• Stated problem:
Could you print all the entries exactly?

>> START Exercise input

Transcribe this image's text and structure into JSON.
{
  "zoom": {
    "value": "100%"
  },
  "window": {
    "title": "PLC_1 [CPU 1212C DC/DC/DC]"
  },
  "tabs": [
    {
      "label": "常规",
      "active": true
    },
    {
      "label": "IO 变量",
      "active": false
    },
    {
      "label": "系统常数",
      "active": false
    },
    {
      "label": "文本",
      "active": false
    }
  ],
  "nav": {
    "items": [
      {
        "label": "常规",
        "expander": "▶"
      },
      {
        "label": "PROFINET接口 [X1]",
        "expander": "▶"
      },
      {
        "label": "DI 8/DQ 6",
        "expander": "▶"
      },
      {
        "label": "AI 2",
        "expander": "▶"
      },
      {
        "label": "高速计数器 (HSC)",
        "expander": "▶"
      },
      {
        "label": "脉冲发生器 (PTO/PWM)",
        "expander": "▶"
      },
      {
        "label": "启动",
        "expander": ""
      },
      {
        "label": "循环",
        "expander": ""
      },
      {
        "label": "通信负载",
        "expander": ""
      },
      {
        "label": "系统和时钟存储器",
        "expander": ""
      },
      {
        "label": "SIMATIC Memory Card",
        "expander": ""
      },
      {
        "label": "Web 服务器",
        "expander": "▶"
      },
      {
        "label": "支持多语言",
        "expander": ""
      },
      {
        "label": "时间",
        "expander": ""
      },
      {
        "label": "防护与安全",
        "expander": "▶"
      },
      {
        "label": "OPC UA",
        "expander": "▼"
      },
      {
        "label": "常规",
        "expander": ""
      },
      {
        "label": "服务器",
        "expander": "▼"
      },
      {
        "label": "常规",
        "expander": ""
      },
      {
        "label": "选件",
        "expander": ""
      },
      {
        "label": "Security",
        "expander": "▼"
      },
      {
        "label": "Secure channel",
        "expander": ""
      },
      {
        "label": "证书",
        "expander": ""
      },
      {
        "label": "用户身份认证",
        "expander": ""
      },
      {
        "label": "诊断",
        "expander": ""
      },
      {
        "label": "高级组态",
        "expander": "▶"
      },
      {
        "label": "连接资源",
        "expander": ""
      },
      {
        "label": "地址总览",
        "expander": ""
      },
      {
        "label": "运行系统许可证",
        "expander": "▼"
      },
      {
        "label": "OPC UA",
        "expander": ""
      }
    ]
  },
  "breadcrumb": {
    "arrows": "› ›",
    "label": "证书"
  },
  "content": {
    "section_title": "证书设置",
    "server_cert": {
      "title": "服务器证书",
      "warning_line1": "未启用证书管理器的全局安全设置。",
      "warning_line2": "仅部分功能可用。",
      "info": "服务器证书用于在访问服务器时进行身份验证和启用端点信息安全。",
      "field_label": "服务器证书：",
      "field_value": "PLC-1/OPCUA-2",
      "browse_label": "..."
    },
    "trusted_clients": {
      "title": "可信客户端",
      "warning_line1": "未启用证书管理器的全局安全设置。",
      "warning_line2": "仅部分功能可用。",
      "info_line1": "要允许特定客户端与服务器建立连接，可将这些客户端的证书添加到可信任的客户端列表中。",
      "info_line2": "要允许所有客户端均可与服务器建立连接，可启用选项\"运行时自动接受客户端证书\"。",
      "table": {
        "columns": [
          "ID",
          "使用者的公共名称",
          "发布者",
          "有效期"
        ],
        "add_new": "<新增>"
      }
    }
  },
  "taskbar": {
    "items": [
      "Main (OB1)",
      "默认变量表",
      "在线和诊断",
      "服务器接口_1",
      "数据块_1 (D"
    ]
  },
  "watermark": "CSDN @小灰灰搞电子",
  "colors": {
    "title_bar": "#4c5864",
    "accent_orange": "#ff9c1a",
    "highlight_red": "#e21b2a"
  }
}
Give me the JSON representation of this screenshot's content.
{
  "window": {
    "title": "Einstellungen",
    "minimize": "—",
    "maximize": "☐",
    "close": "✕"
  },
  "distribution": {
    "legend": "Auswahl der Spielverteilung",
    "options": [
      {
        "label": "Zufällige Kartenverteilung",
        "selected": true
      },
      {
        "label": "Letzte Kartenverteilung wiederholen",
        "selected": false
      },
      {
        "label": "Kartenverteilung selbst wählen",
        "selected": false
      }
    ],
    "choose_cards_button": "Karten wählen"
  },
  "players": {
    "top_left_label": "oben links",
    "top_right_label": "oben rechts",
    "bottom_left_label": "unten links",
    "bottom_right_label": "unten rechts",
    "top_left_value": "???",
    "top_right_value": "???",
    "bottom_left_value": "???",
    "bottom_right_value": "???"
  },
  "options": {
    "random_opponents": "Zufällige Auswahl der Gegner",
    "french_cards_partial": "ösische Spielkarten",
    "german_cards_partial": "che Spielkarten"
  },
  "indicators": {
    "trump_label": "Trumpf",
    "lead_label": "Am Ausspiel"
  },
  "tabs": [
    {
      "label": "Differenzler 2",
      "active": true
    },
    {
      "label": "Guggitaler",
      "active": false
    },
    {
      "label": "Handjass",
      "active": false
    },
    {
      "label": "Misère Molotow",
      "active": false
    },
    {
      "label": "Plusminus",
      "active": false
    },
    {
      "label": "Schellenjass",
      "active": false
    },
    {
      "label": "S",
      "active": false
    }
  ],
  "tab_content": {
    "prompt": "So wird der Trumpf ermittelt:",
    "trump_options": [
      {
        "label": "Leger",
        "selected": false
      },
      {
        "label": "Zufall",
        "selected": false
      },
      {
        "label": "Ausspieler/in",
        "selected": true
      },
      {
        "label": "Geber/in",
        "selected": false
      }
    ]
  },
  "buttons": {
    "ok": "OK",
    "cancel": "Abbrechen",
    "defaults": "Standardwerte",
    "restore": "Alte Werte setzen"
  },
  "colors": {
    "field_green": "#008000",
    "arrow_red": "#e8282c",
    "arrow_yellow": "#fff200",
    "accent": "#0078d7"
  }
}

>> END Exercise input

• The result:
Transcribe this image's text and structure into JSON.
{
  "zoom": {
    "value": "100%"
  },
  "window": {
    "title": "PLC_1 [CPU 1212C DC/DC/DC]"
  },
  "tabs": [
    {
      "label": "常规",
      "active": true
    },
    {
      "label": "IO 变量",
      "active": false
    },
    {
      "label": "系统常数",
      "active": false
    },
    {
      "label": "文本",
      "active": false
    }
  ],
  "nav": {
    "items": [
      {
        "label": "常规",
        "expander": "▶"
      },
      {
        "label": "PROFINET接口 [X1]",
        "expander": "▶"
      },
      {
        "label": "DI 8/DQ 6",
        "expander": "▶"
      },
      {
        "label": "AI 2",
        "expander": "▶"
      },
      {
        "label": "高速计数器 (HSC)",
        "expander": "▶"
      },
      {
        "label": "脉冲发生器 (PTO/PWM)",
        "expander": "▶"
      },
      {
        "label": "启动",
        "expander": ""
      },
      {
        "label": "循环",
        "expander": ""
      },
      {
        "label": "通信负载",
        "expander": ""
      },
      {
        "label": "系统和时钟存储器",
        "expander": ""
      },
      {
        "label": "SIMATIC Memory Card",
        "expander": ""
      },
      {
        "label": "Web 服务器",
        "expander": "▶"
      },
      {
        "label": "支持多语言",
        "expander": ""
      },
      {
        "label": "时间",
        "expander": ""
      },
      {
        "label": "防护与安全",
        "expander": "▶"
      },
      {
        "label": "OPC UA",
        "expander": "▼"
      },
      {
        "label": "常规",
        "expander": ""
      },
      {
        "label": "服务器",
        "expander": "▼"
      },
      {
        "label": "常规",
        "expander": ""
      },
      {
        "label": "选件",
        "expander": ""
      },
      {
        "label": "Security",
        "expander": "▼"
      },
      {
        "label": "Secure channel",
        "expander": ""
      },
      {
        "label": "证书",
        "expander": ""
      },
      {
        "label": "用户身份认证",
        "expander": ""
      },
      {
        "label": "诊断",
        "expander": ""
      },
      {
        "label": "高级组态",
        "expander": "▶"
      },
      {
        "label": "连接资源",
        "expander": ""
      },
      {
        "label": "地址总览",
        "expander": ""
      },
      {
        "label": "运行系统许可证",
        "expander": "▼"
      },
      {
        "label": "OPC UA",
        "expander": ""
      }
    ]
  },
  "breadcrumb": {
    "arrows": "› ›",
    "label": "证书"
  },
  "content": {
    "section_title": "证书设置",
    "server_cert": {
      "title": "服务器证书",
      "warning_line1": "未启用证书管理器的全局安全设置。",
      "warning_line2": "仅部分功能可用。",
      "info": "服务器证书用于在访问服务器时进行身份验证和启用端点信息安全。",
      "field_label": "服务器证书：",
      "field_value": "PLC-1/OPCUA-2",
      "browse_label": "..."
    },
    "trusted_clients": {
      "title": "可信客户端",
      "warning_line1": "未启用证书管理器的全局安全设置。",
      "warning_line2": "仅部分功能可用。",
      "info_line1": "要允许特定客户端与服务器建立连接，可将这些客户端的证书添加到可信任的客户端列表中。",
      "info_line2": "要允许所有客户端均可与服务器建立连接，可启用选项\"运行时自动接受客户端证书\"。",
      "table": {
        "columns": [
          "ID",
          "使用者的公共名称",
          "发布者",
          "有效期"
        ],
        "add_new": "<新增>"
      }
    }
  },
  "taskbar": {
    "items": [
      "Main (OB1)",
      "默认变量表",
      "在线和诊断",
      "服务器接口_1",
      "数据块_1 (D"
    ]
  },
  "watermark": "CSDN @小灰灰搞电子",
  "colors": {
    "title_bar": "#4c5864",
    "accent_orange": "#ff9c1a",
    "highlight_red": "#e21b2a"
  }
}
Give me the JSON representation of this screenshot's content.
{
  "window": {
    "title": "Einstellungen",
    "minimize": "—",
    "maximize": "☐",
    "close": "✕"
  },
  "distribution": {
    "legend": "Auswahl der Spielverteilung",
    "options": [
      {
        "label": "Zufällige Kartenverteilung",
        "selected": true
      },
      {
        "label": "Letzte Kartenverteilung wiederholen",
        "selected": false
      },
      {
        "label": "Kartenverteilung selbst wählen",
        "selected": false
      }
    ],
    "choose_cards_button": "Karten wählen"
  },
  "players": {
    "top_left_label": "oben links",
    "top_right_label": "oben rechts",
    "bottom_left_label": "unten links",
    "bottom_right_label": "unten rechts",
    "top_left_value": "???",
    "top_right_value": "???",
    "bottom_left_value": "???",
    "bottom_right_value": "???"
  },
  "options": {
    "random_opponents": "Zufällige Auswahl der Gegner",
    "french_cards_partial": "ösische Spielkarten",
    "german_cards_partial": "che Spielkarten"
  },
  "indicators": {
    "trump_label": "Trumpf",
    "lead_label": "Am Ausspiel"
  },
  "tabs": [
    {
      "label": "Differenzler 2",
      "active": true
    },
    {
      "label": "Guggitaler",
      "active": false
    },
    {
      "label": "Handjass",
      "active": false
    },
    {
      "label": "Misère Molotow",
      "active": false
    },
    {
      "label": "Plusminus",
      "active": false
    },
    {
      "label": "Schellenjass",
      "active": false
    },
    {
      "label": "S",
      "active": false
    }
  ],
  "tab_content": {
    "prompt": "So wird der Trumpf ermittelt:",
    "trump_options": [
      {
        "label": "Leger",
        "selected": false
      },
      {
        "label": "Zufall",
        "selected": false
      },
      {
        "label": "Ausspieler/in",
        "selected": true
      },
      {
        "label": "Geber/in",
        "selected": false
      }
    ]
  },
  "buttons": {
    "ok": "OK",
    "cancel": "Abbrechen",
    "defaults": "Standardwerte",
    "restore": "Alte Werte setzen"
  },
  "colors": {
    "field_green": "#008000",
    "arrow_red": "#e8282c",
    "arrow_yellow": "#fff200",
    "accent": "#0078d7"
  }
}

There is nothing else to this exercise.